** START Excerpt **
I'm not a Rust guy, so can someone explain to me why SIMD intrinsics are "unsafe"? They don't seem unsafe in the way that, I dunno, raw memory accesses are unsafe.
1. Using instructions that don't exist on a given CPU will cause the program to crash.
2. `core::arch` exists so that stable Rust programs could make use of SIMD instructions for performance (in particular, `regex` crate). They are very low level, and there is a lot of those, so whether any given SIMD intrinsic is safe or not wasn't considered as those functions exist for safe SIMD abstractions to use - which is advantageous, as Rust cannot really do breaking changes, while a library could easily release a new version without breaking the users (which will still use the old version).
> Using instructions that don't exist on a given CPU will cause the program to crash.
But surely this also applies to a Rust program that only uses safe code but it's compiled with the right compiler switches that is allowed to use SIMD instructions?
Sure would be nice to have a way to mark a block as "compile for arches x, y" and have the binary check on entry which you have and select a different code path. This way you could do it only for your hot sections and not need to have the entire binary duplicated.
AFAIK the main way to manage this right now is throwing the optimized stuff into a plugin and then loading it at runtime— but that ends up having huge implications on your project structure, source layout, etc.
By default Rust builds binaries that will run on any processor for the given target. If you want it to generate instructions that are processor-specific--thereby reducing the portability of the binary--you must pass an explicit compiler flag. Clang exhibits the same behavior with its -march and -mcpu flags, and I would assume GCC does as well.
Is important to note what is the POV of "unsafe". Is not unsafe for you or for your setup.
Is unsafe from the COMPILER ie: it can't PROVE is safe!
Static analysis can only decide a subset of the possible "safe" interactions. In the time of COMPILING. Rust can't decide if use of SIMD is safe AT COMPILE TIME because at RUNTIME maybe the cpu don't have it!
Why can't it just run dynamic feature detection to see if it needs to load e.g. a SISD shim version of the function which is exactly the same except the intrinsic is replaced with a generic implementation?
Or at least the other way around: if a function is declared with dynamic feature detection and a default path exists why can't it be declared safe by the compiler?
The thing is that is not yet in-build in the lang. Let the crates sort some problems before commit it in the lang is like part of the philosophy of rust.
For example, rust change the hash implementation after certain crate prove it worthy.
I get that; obviously if you use an intrinsic that reads from memory it's a raw load. However, surely there's a great big pile of them that are really just different ways of doing things to a (slightly bigger than usual) Plain Old Data structure?
I think it's partly architecture compatibility. The SIMD functions exposed by Rust at the moment are all CPU-architecture-specific, but Rust code is generally expected to work seamlessly cross-platform.
** END Excerpt **
** START Material provided **
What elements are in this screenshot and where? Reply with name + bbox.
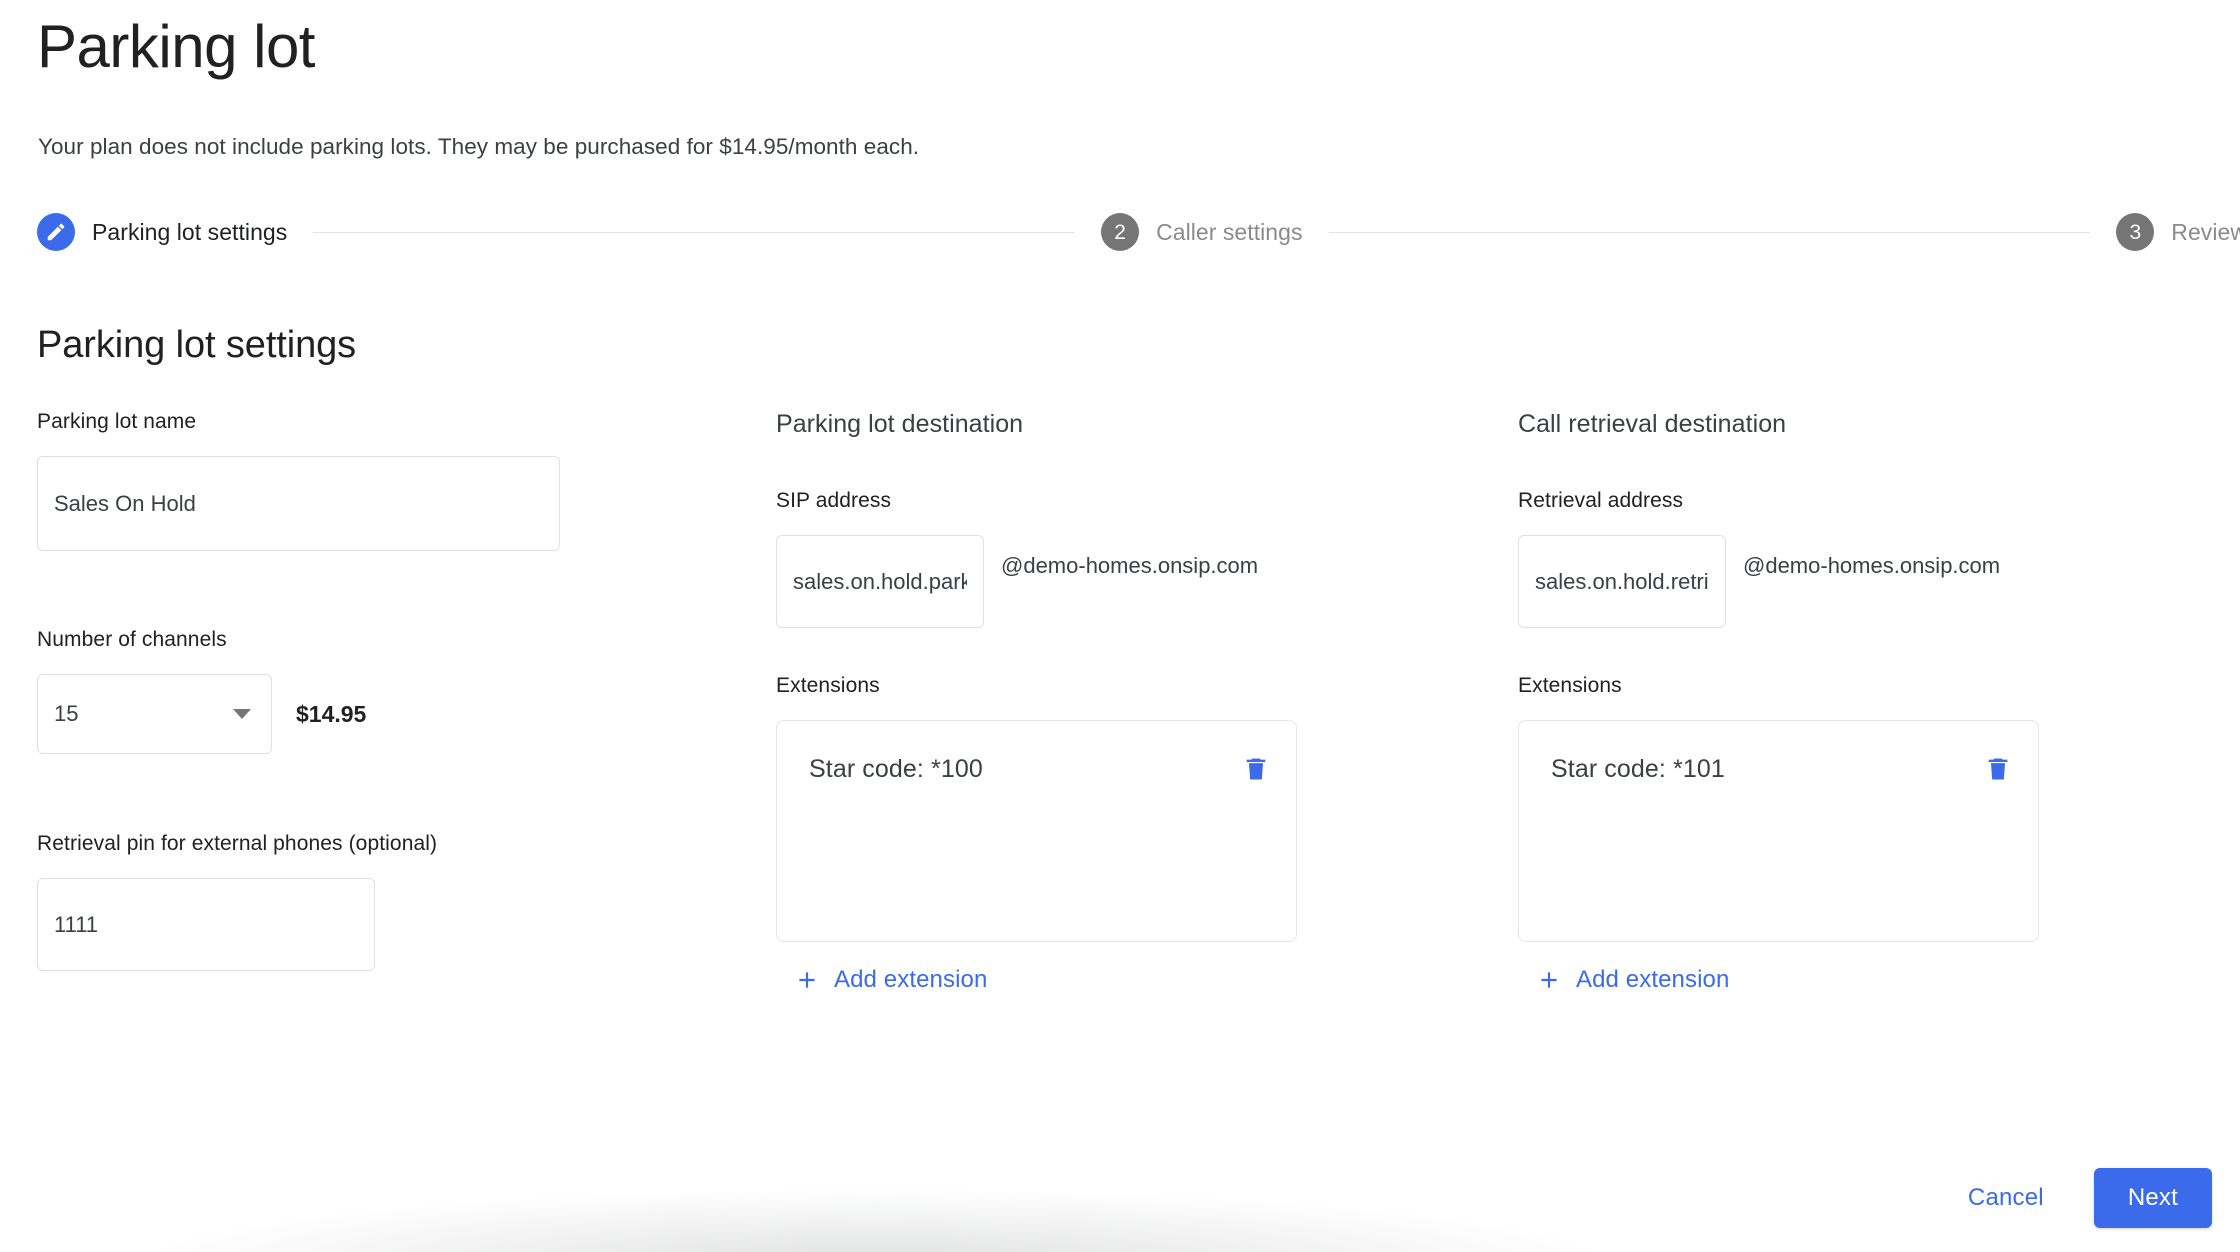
retrieval-extensions-card: Star code: *101 — [1518, 720, 2039, 942]
add-extension-button-parking[interactable]: Add extension — [794, 966, 987, 994]
footer-shadow — [150, 1190, 1600, 1252]
step-label-review: Review — [2171, 218, 2240, 245]
parking-lot-name-input[interactable]: Sales On Hold — [37, 456, 560, 551]
channels-price: $14.95 — [296, 700, 367, 727]
extension-row: Star code: *100 — [777, 721, 1296, 817]
step-label-parking-lot-settings: Parking lot settings — [92, 218, 288, 245]
parking-extensions-card: Star code: *100 — [776, 720, 1297, 942]
step-number-2: 2 — [1101, 213, 1140, 251]
number-of-channels-value: 15 — [54, 701, 79, 726]
parking-lot-name-value: Sales On Hold — [54, 490, 196, 516]
step-connector-2 — [1328, 231, 2091, 233]
add-extension-button-retrieval[interactable]: Add extension — [1536, 966, 1729, 994]
retrieval-extensions-label: Extensions — [1518, 674, 1622, 697]
extension-star-code: Star code: *101 — [1551, 754, 1725, 783]
parking-lot-destination-heading: Parking lot destination — [776, 410, 1024, 438]
step-label-caller-settings: Caller settings — [1156, 218, 1303, 245]
retrieval-address-value: sales.on.hold.retrieve — [1535, 568, 1709, 594]
extension-row: Star code: *101 — [1519, 721, 2038, 817]
add-extension-label-parking: Add extension — [834, 966, 988, 993]
delete-extension-button[interactable] — [1984, 754, 2012, 784]
retrieval-address-row: sales.on.hold.retrieve @demo-homes.onsip… — [1518, 513, 2218, 628]
page-title: Parking lot — [37, 13, 315, 80]
trash-icon — [1988, 758, 2008, 780]
plus-icon — [794, 967, 820, 993]
wizard-stepper: Parking lot settings 2 Caller settings 3… — [37, 208, 2240, 256]
chevron-down-icon — [233, 709, 251, 719]
column-call-retrieval-destination: Call retrieval destination Retrieval add… — [1518, 410, 2218, 994]
sip-address-domain: @demo-homes.onsip.com — [1001, 553, 1259, 578]
number-of-channels-label: Number of channels — [37, 628, 227, 651]
parking-extensions-label: Extensions — [776, 674, 880, 697]
step-review[interactable]: 3 Review — [2116, 213, 2240, 251]
edit-icon — [37, 213, 75, 251]
wizard-footer: Cancel Next — [1950, 1168, 2212, 1228]
trash-icon — [1246, 758, 1266, 780]
retrieval-address-domain: @demo-homes.onsip.com — [1743, 553, 2001, 578]
next-button[interactable]: Next — [2093, 1168, 2212, 1228]
section-title: Parking lot settings — [37, 324, 357, 366]
extension-star-code: Star code: *100 — [809, 754, 983, 783]
parking-lot-wizard-page: Parking lot Your plan does not include p… — [0, 0, 2240, 1252]
delete-extension-button[interactable] — [1242, 754, 1270, 784]
page-subtitle: Your plan does not include parking lots.… — [38, 134, 920, 159]
retrieval-address-label: Retrieval address — [1518, 489, 1684, 512]
sip-address-input[interactable]: sales.on.hold.park — [776, 535, 984, 628]
column-parking-lot-destination: Parking lot destination SIP address sale… — [776, 410, 1476, 994]
step-number-3: 3 — [2116, 213, 2155, 251]
column-parking-lot-settings: Parking lot name Sales On Hold Number of… — [37, 410, 737, 971]
retrieval-pin-input[interactable]: 1111 — [37, 878, 375, 971]
retrieval-pin-label: Retrieval pin for external phones (optio… — [37, 832, 438, 855]
number-of-channels-row: 15 $14.95 — [37, 674, 737, 754]
plus-icon — [1536, 967, 1562, 993]
sip-address-label: SIP address — [776, 489, 892, 512]
retrieval-pin-value: 1111 — [54, 911, 99, 937]
step-caller-settings[interactable]: 2 Caller settings — [1101, 213, 1302, 251]
cancel-button[interactable]: Cancel — [1950, 1172, 2062, 1224]
add-extension-label-retrieval: Add extension — [1576, 966, 1730, 993]
number-of-channels-select[interactable]: 15 — [37, 674, 272, 754]
sip-address-value: sales.on.hold.park — [793, 568, 967, 594]
parking-lot-name-label: Parking lot name — [37, 410, 197, 433]
call-retrieval-destination-heading: Call retrieval destination — [1518, 410, 1787, 438]
retrieval-address-input[interactable]: sales.on.hold.retrieve — [1518, 535, 1726, 628]
step-parking-lot-settings[interactable]: Parking lot settings — [37, 213, 287, 251]
sip-address-row: sales.on.hold.park @demo-homes.onsip.com — [776, 513, 1476, 628]
step-connector-1 — [313, 231, 1076, 233]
** END Material provided **
Instruction A:
Rewrite everything from "Static analysis can" down to "by the compiler?" in the Rust SIMD discussion, putting "runtime feature detection" in place of "dynamic feature detection".
Instruction B:
Decide whether each statement agrees with the Rust SIMD discussion, answering yes or no and quoting the words that settle it.
(i) By default, Rust builds binaries that will run on any processor for the given target.
(ii) Rust changed its hash implementation after a certain crate proved it worthy.
(iii) The SIMD functions currently exposed by Rust work the same on every CPU architecture.
Instruction C:
Carry the Rust SIMD discussion forward from its last sentence.

Written reply A:
Static analysis can only decide a subset of the possible "safe" interactions. In the time of COMPILING. Rust can't decide if use of SIMD is safe AT COMPILE TIME because at RUNTIME maybe the cpu don't have it!
Why can't it just run runtime feature detection to see if it needs to load e.g. a SISD shim version of the function which is exactly the same except the intrinsic is replaced with a generic implementation?
Or at least the other way around: if a function is declared with runtime feature detection and a default path exists why can't it be declared safe by the compiler?

Written reply B:
(i) Yes: "By default Rust builds binaries that will run on any processor for the given target."
(ii) Yes: "rust change the hash implementation after certain crate prove it worthy."
(iii) No: "The SIMD functions exposed by Rust at the moment are all CPU-architecture-specific"

Written reply C:
I believe there are plans to expose higher-level functionality as a safe interface at a later date (the API design work just hasn't been done yet). For now you can get this functionality as a 3rd-party crate https://github.com/AdamNiederer/faster
In addition to other answers: SIMD in rust is currently exposed via a very low-level API. But in the future, someone will probably build a safe API on top of it.
OK, thanks for the clarifications. I think it's kind of daft to lump in "might not run on your particular processor" with "unsafe" - these seem like very different concepts - but it's at least consistent.
Inline assembly is possibly one of the most unsafe features available in any HLL. What happens when your inline assembly isn't valid on the target system? Undefined behavior. What happens when your inline assembly does operations that are outside the model of the language? Undefined behavior.
Surely if you control the whole toolchain, you can stick flags into the binaries/libraries and fail at link/load time.
The fact that default C ABI prefers to work without a condom here doesn't mean that Rust has to! This is one of the most avoidable forms of undefined behavior I'm aware of.
Eventually the program counter will advance to the unsafe inline assembly. At this point there are no guarantees. There is no enforced ABI. The inline assembly can do anything. This is not a compile or link time problem. This is a runtime problem.
I just meant that a binary or library could mark itself (say) "If you execute me, I will run AVX2" upon using this kind of inline asm. Static linking to create a bigger library or program transfers the mark. Eventually you will either dynamically link or load a library or attempt to run it on the actual computer where it's meant to run; at this point, you fail gracefully.
I know this isn't a 100% panacea, as some programs will have multiple bits of inline asm for different system and some sort of better or worse way of determining at run-time what to run. However, I've written plenty of programs where it pretty much says on the tin: "you must have AVX2 to run this".
All up this seems like a pretty trivial problem compared to the problem of 'lack-of-safety' in general, and I'm not thrilled to see SIMD intrinsics being put in the "OMG So Dangerous" box as if they are a bunch of wild pointer ops (except, of course, in the case where they actually are - e.g. scatter/gather)...
Non-portable, of course, I get.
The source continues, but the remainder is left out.